--- Extrait proposé ---
____________________

28. Il s’ensuit que, en l’absence de toute disposition expresse à cet effet et faute d’éléments permettant d’inférer de l’économie ou des objectifs de la directive une interprétation extensive de l’article 4 de la directive, ce dernier ne peut être interprété en ce sens qu’il oblige le prêteur à porter à la connaissance du consommateur le TAEG préalablement au renouvellement, à des conditions inchangées, d’un contrat de crédit.

29. Le fait que, selon les informations fournies par la juridiction de renvoi, le renouvellement d’un contrat de crédit s’analyse en droit français non pas comme la reconduction du contrat initial, mais comme la conclusion d’un nouveau contrat, ne saurait avoir d’influence sur cette analyse. En effet, comme l’a relevé M. l’avocat général au point 43 de ses conclusions, l’objectif d’harmonisation de la directive serait réduit à néant si les règles qu’elle prévoit devaient être interprétées en tenant compte des spécificités du droit national de tel ou tel État membre.

30. Au vu de l’interprétation que doit recevoir l’article 4 de la directive, il convient d’examiner, en second lieu, si l’article 6 de celle-ci doit être interprété en ce sens que, dans l’hypothèse du renouvellement, à des conditions inchangées, d’un contrat de crédit, le prêteur est tenu d’indiquer au consommateur le TAEG.

31. Eu égard aux observations présentées à la Cour, il y a lieu de déterminer tout d’abord le champ d’application de cette disposition.

32. L’article 6, paragraphe 1, de la directive prévoit que « nonobstant l’exclusion prévue à l’article 2 paragraphe 1 point e), lorsqu’un contrat a été passé entre un établissement de crédit ou un organisme financier et un consommateur pour l’octroi d’un crédit sous la forme d’une avance sur compte courant, sauf dans le cas des comptes liés à des cartes de crédit », le consommateur doit être informé « au moment de la conclusion du contrat ou avant celle-ci » des différentes conditions spécifiques du contrat précisées dans la suite de la disposition. Le paragraphe 2 dudit article 6 ajoute que, « de plus, en cours de contrat, le consommateur est informé de toute modification du taux d’intérêt annuel ou des frais au moment où intervient cette modification ». Il apparaît ainsi clairement du libellé de l’article 6 que le paragraphe 2 se réfère aux mêmes contrats que ceux visés au paragraphe 1.

____________________

--- Consignes ---
1. Modifiez les lignes, de la toute première jusqu'à celle qui contient « x-tick-label: Apr 2024 [309,452,345,485] », cette dernière comprise : remplacez « gridline-overlay » par « overlay-gridline » sans rien changer d'autre.
2. Poursuivez l'extrait sur les obligations d'information du prêteur envers le consommateur à la suite de sa dernière phrase.
L'extrait et les lignes sont deux documents indépendants l'un de l'autre.

--- Une suite de lignes ---
____________________

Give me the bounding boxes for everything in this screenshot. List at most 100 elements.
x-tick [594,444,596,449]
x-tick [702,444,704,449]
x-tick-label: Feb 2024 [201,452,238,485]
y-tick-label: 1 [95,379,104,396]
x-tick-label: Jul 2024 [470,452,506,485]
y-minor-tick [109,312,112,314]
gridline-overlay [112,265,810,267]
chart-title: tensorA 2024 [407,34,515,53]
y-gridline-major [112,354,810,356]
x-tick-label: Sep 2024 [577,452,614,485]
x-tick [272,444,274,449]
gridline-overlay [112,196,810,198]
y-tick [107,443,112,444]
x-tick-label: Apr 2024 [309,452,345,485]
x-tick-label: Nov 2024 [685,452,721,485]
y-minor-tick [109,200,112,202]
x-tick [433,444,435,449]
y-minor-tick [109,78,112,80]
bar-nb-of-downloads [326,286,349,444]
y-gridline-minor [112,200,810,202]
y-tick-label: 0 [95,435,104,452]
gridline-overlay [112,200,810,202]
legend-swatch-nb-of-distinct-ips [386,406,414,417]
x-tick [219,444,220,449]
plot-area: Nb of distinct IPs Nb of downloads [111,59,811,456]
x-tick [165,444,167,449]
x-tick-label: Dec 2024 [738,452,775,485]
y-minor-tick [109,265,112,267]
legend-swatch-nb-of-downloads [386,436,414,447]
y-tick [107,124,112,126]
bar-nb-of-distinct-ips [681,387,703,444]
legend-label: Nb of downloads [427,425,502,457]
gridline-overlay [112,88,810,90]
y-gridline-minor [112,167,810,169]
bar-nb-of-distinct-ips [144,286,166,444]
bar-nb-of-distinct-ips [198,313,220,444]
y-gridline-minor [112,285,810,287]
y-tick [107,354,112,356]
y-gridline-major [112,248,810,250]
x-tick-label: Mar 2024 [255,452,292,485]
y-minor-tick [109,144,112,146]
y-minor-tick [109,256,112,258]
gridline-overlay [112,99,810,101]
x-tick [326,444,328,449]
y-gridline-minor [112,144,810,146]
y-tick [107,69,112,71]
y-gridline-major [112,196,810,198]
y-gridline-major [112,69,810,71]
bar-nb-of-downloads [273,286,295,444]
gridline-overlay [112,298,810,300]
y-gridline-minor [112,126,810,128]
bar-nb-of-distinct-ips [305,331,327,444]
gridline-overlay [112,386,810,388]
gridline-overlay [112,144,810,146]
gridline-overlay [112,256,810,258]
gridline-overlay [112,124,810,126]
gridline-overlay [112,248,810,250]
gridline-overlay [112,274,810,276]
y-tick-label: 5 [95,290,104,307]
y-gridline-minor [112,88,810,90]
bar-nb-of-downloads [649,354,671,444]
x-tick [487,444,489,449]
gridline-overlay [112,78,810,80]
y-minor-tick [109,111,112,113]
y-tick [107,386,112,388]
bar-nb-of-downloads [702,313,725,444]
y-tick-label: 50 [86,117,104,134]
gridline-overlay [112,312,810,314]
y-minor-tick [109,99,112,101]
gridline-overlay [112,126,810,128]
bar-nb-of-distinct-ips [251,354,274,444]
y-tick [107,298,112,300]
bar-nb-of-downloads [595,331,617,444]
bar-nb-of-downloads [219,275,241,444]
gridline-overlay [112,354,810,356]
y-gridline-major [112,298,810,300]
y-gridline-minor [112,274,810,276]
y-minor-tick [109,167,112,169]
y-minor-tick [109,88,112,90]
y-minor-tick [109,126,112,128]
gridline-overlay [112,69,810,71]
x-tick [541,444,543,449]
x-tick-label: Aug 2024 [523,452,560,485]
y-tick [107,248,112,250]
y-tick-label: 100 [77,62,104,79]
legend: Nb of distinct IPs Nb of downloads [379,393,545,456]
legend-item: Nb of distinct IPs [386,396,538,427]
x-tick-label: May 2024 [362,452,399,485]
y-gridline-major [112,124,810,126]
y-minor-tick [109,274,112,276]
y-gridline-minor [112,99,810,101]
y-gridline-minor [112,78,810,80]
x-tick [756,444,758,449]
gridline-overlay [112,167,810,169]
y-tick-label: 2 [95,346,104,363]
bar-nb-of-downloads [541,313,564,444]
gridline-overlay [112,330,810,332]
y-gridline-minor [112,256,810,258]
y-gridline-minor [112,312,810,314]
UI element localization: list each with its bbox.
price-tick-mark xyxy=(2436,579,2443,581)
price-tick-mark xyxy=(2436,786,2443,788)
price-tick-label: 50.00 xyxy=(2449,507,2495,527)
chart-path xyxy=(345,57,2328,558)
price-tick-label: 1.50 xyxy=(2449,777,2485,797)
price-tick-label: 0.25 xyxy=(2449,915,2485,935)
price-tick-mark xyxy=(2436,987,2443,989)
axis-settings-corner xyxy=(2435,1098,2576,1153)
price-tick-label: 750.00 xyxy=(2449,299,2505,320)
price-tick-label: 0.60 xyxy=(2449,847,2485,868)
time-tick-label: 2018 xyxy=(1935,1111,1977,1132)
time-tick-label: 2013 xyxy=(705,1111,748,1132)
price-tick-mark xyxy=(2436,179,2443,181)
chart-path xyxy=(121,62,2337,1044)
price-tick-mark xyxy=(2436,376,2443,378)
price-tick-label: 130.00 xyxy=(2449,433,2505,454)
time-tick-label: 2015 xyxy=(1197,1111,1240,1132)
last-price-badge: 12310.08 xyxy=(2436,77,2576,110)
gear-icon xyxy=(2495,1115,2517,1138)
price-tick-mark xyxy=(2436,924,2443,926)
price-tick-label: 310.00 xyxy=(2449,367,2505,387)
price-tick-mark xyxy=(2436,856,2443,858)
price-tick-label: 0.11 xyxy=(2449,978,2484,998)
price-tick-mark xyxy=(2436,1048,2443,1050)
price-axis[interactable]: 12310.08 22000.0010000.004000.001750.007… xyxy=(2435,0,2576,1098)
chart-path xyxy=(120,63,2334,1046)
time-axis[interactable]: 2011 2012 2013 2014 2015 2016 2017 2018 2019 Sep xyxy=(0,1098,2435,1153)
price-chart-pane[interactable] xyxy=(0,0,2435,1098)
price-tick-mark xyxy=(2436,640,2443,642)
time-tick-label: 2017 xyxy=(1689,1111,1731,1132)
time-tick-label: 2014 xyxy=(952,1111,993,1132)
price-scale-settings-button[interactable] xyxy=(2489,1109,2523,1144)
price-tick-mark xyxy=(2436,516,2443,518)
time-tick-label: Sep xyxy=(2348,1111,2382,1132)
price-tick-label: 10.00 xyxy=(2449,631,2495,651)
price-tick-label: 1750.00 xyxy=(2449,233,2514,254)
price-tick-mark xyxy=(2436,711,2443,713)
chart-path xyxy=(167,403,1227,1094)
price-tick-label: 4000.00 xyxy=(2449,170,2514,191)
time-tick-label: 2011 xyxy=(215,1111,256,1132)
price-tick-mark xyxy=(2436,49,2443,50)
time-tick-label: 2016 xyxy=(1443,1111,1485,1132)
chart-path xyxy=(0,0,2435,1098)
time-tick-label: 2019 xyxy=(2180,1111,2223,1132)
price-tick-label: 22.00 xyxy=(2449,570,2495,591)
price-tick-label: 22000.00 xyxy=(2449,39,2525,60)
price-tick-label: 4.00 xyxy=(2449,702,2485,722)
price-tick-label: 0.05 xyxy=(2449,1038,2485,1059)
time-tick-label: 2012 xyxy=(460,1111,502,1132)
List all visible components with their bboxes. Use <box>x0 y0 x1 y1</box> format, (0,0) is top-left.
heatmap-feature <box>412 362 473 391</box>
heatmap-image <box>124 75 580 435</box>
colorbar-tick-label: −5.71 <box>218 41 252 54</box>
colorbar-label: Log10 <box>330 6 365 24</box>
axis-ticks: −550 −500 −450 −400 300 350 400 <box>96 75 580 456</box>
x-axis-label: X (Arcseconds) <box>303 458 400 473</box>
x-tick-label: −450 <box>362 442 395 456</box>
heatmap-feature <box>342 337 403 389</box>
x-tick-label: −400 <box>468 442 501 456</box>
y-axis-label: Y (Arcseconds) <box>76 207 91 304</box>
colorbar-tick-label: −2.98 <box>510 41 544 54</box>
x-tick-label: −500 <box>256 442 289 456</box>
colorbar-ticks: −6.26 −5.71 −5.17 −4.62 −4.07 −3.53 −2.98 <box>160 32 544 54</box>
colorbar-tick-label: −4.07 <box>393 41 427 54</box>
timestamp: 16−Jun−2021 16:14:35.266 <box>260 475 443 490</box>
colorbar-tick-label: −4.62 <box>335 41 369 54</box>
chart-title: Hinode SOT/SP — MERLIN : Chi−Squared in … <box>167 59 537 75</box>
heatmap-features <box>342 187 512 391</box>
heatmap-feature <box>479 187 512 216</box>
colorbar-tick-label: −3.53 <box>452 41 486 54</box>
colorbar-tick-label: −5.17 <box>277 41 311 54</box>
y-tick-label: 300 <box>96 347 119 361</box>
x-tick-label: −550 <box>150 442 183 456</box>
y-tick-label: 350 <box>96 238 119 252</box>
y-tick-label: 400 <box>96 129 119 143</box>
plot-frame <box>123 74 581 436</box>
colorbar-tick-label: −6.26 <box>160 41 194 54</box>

____________________

--- Réponses dans l'ordre ---
1.
Give me the bounding boxes for everything in this screenshot. List at most 100 elements.
x-tick [594,444,596,449]
x-tick [702,444,704,449]
x-tick-label: Feb 2024 [201,452,238,485]
y-tick-label: 1 [95,379,104,396]
x-tick-label: Jul 2024 [470,452,506,485]
y-minor-tick [109,312,112,314]
overlay-gridline [112,265,810,267]
chart-title: tensorA 2024 [407,34,515,53]
y-gridline-major [112,354,810,356]
x-tick-label: Sep 2024 [577,452,614,485]
x-tick [272,444,274,449]
overlay-gridline [112,196,810,198]
y-tick [107,443,112,444]
x-tick-label: Apr 2024 [309,452,345,485]

2.
33. Or, il ressort tout aussi clairement tant du libellé des articles 2, 4 et 6 de la directive que de l’économie du système que ces dispositions mettent en place que l’article 6 énonce une règle spéciale applicable à un type de contrats qui est, par ailleurs, exclu du champ d’application des règles générales de la directive.

34. L’article 2, paragraphe 1, sous e), de la directive exclut, en effet, du champ d’application de cette dernière les crédits consentis sous la forme d’avances sur compte courant, sauf dans le cas des comptes liés à des cartes de crédit. Pour les crédits consentis sous la forme d’avances sur compte courant, l’article 6, paragraphe 2, de la directive impose au prêteur de fournir au consommateur des informations non prévues à l’article 4 de la même directive, tandis que l’article 6, paragraphe 1, impose au prêteur de fournir au consommateur les informations qu’il énumère, parmi lesquelles ne figure pas le TAEG.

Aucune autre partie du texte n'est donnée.